Given problem:
Can you recast the listing as a numbered list, starting with its first line and going on through the line that contains "bar-value-label: 14% — [954, 419, 1001, 449]", with both of those lines included and any blank lines dropped?

Records:
◇ ◇ ◇

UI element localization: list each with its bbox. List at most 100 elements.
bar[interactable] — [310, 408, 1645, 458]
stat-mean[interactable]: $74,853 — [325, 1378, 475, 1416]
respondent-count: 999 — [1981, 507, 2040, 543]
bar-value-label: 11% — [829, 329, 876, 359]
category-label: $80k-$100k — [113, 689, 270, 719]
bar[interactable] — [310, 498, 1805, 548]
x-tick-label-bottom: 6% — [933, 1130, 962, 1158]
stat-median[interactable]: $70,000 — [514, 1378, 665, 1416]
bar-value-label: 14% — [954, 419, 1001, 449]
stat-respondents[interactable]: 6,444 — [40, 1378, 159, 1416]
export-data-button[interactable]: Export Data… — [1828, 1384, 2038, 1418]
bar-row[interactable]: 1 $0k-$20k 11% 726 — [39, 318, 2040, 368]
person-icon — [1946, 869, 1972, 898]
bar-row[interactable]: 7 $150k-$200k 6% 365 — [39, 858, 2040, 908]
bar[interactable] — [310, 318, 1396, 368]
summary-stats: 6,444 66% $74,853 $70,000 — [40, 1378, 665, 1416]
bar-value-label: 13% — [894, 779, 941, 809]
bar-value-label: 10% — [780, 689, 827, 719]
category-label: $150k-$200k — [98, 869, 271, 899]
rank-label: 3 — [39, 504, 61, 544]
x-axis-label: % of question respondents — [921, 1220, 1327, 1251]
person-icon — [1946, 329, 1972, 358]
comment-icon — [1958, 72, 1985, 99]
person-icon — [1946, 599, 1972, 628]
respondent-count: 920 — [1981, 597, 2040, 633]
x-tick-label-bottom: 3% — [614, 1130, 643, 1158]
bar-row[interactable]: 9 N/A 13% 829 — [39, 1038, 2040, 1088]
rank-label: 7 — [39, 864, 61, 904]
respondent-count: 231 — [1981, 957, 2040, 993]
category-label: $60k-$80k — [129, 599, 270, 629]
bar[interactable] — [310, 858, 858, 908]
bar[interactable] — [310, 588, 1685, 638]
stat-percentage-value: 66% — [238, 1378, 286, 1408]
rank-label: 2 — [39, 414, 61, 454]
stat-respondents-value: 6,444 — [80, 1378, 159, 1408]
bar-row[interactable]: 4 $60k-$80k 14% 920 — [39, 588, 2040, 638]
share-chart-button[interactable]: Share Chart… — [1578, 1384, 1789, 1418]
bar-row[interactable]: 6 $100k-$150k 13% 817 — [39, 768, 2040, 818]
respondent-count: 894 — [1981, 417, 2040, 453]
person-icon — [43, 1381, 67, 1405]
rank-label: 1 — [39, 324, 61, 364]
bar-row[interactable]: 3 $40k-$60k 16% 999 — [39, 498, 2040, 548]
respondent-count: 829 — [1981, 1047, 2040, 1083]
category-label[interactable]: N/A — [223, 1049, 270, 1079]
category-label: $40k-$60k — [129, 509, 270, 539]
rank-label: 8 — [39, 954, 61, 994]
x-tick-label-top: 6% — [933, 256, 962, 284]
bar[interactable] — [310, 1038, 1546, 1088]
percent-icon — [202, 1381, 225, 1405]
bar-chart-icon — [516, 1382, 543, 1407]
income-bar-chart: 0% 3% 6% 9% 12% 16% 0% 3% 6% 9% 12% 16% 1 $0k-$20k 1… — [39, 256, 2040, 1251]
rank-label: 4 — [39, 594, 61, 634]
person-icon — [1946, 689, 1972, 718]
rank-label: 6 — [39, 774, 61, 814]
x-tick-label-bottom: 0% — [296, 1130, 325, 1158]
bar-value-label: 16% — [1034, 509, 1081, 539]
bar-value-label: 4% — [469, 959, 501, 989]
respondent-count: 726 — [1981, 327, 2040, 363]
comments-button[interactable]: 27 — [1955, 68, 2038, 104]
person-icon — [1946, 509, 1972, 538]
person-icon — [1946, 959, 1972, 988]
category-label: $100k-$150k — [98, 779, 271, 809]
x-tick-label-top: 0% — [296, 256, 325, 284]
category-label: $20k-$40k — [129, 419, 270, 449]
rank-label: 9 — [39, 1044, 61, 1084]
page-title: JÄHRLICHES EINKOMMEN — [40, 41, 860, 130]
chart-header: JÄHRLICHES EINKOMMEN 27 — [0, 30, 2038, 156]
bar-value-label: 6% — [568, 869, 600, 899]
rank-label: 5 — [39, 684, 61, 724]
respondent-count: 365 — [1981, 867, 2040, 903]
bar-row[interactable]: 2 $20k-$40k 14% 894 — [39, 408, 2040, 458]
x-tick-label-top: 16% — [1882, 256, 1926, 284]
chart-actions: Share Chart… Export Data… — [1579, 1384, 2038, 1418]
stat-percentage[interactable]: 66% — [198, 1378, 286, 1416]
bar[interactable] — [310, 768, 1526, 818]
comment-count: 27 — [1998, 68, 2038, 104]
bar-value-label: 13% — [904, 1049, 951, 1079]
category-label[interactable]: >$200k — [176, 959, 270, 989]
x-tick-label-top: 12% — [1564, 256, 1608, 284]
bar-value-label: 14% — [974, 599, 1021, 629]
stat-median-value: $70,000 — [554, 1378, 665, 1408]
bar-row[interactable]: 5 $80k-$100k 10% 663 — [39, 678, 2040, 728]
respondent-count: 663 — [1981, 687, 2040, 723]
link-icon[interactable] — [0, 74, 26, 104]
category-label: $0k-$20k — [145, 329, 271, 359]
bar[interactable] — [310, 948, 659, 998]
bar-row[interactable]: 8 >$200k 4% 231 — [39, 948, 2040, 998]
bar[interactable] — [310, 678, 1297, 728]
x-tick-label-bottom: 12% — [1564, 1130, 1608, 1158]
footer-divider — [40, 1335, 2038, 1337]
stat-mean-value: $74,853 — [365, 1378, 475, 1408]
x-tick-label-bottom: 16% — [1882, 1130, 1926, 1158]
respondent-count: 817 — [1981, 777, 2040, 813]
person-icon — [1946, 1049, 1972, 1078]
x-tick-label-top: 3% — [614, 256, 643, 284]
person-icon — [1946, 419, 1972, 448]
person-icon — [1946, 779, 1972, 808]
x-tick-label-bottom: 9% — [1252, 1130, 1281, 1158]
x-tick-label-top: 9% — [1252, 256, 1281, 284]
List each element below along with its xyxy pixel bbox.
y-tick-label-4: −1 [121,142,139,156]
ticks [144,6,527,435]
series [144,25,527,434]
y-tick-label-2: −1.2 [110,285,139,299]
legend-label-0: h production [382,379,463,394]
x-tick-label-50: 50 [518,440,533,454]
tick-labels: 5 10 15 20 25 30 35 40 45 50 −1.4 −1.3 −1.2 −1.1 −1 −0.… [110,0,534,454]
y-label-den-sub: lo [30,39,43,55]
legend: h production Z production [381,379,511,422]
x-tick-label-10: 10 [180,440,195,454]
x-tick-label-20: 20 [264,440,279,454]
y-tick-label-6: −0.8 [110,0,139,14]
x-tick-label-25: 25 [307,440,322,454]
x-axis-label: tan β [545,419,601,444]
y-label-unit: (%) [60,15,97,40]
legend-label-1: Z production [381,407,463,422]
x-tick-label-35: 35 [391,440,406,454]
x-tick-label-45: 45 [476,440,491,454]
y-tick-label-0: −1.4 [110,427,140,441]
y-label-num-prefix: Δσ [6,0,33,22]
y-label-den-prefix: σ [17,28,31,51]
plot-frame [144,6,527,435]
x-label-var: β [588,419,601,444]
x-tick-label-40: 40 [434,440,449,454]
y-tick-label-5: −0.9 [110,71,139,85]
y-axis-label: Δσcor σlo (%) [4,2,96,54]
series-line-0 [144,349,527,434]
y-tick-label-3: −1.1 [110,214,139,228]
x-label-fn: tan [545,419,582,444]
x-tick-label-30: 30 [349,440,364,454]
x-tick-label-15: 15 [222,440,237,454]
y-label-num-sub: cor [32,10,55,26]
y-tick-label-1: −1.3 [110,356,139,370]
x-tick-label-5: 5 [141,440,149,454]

◇ ◇ ◇

Solution for this exercise:
1. UI element localization: list each with its bbox. List at most 100 elements.
2. bar[interactable] — [310, 408, 1645, 458]
3. stat-mean[interactable]: $74,853 — [325, 1378, 475, 1416]
4. respondent-count: 999 — [1981, 507, 2040, 543]
5. bar-value-label: 11% — [829, 329, 876, 359]
6. category-label: $80k-$100k — [113, 689, 270, 719]
7. bar[interactable] — [310, 498, 1805, 548]
8. x-tick-label-bottom: 6% — [933, 1130, 962, 1158]
9. stat-median[interactable]: $70,000 — [514, 1378, 665, 1416]
10. bar-value-label: 14% — [954, 419, 1001, 449]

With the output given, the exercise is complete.